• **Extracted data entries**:
----------
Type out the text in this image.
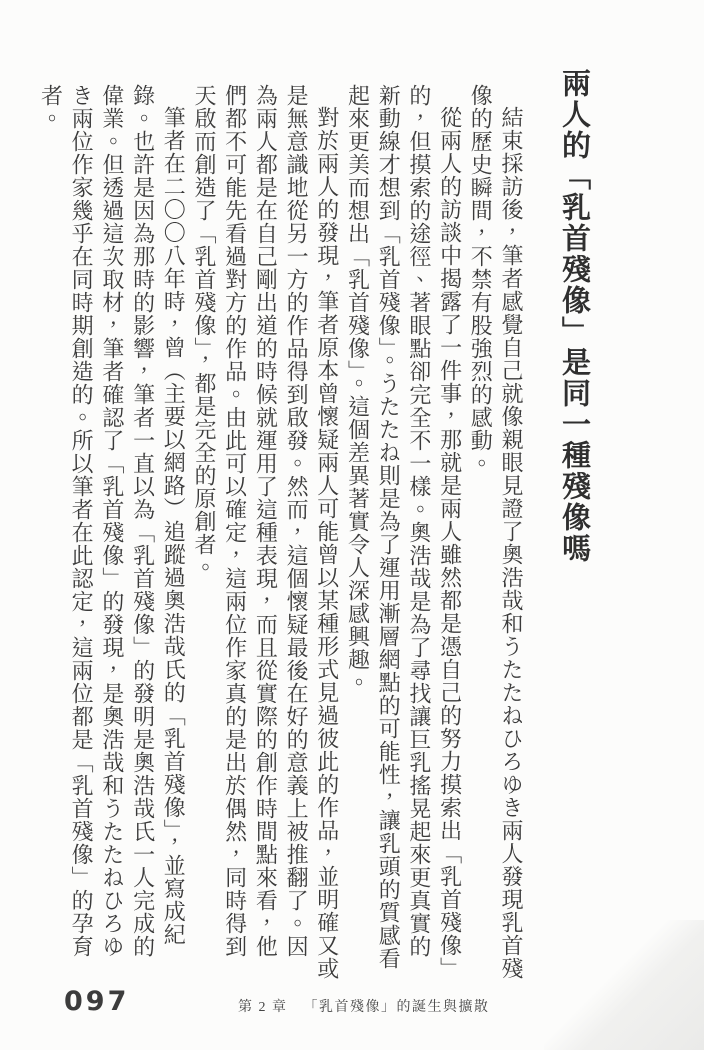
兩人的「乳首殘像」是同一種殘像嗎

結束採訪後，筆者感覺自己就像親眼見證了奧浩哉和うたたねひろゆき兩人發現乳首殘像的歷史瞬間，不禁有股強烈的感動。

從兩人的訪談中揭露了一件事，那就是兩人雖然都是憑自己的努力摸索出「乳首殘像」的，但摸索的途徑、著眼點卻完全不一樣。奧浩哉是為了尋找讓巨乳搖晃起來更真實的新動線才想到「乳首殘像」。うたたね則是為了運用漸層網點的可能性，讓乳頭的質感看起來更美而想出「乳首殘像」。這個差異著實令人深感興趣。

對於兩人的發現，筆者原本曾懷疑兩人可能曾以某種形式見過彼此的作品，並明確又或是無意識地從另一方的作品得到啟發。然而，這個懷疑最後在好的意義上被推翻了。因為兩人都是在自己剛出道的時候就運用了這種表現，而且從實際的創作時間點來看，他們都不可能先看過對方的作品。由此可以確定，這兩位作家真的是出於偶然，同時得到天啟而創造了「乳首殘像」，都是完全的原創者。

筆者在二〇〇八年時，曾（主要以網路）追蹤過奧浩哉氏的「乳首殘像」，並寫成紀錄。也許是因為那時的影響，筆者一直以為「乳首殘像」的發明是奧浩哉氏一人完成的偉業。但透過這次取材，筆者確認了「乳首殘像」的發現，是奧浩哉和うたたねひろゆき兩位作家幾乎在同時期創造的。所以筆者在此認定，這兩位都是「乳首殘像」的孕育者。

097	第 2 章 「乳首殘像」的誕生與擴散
----------
Return the listing above word for word, with the pictures removed.

Type out the text in this image.
兩人的「乳首殘像」是同一種殘像嗎

結束採訪後，筆者感覺自己就像親眼見證了奧浩哉和うたたねひろゆき兩人發現乳首殘像的歷史瞬間，不禁有股強烈的感動。

從兩人的訪談中揭露了一件事，那就是兩人雖然都是憑自己的努力摸索出「乳首殘像」的，但摸索的途徑、著眼點卻完全不一樣。奧浩哉是為了尋找讓巨乳搖晃起來更真實的新動線才想到「乳首殘像」。うたたね則是為了運用漸層網點的可能性，讓乳頭的質感看起來更美而想出「乳首殘像」。這個差異著實令人深感興趣。

對於兩人的發現，筆者原本曾懷疑兩人可能曾以某種形式見過彼此的作品，並明確又或是無意識地從另一方的作品得到啟發。然而，這個懷疑最後在好的意義上被推翻了。因為兩人都是在自己剛出道的時候就運用了這種表現，而且從實際的創作時間點來看，他們都不可能先看過對方的作品。由此可以確定，這兩位作家真的是出於偶然，同時得到天啟而創造了「乳首殘像」，都是完全的原創者。

筆者在二〇〇八年時，曾（主要以網路）追蹤過奧浩哉氏的「乳首殘像」，並寫成紀錄。也許是因為那時的影響，筆者一直以為「乳首殘像」的發明是奧浩哉氏一人完成的偉業。但透過這次取材，筆者確認了「乳首殘像」的發現，是奧浩哉和うたたねひろゆき兩位作家幾乎在同時期創造的。所以筆者在此認定，這兩位都是「乳首殘像」的孕育者。

097	第 2 章 「乳首殘像」的誕生與擴散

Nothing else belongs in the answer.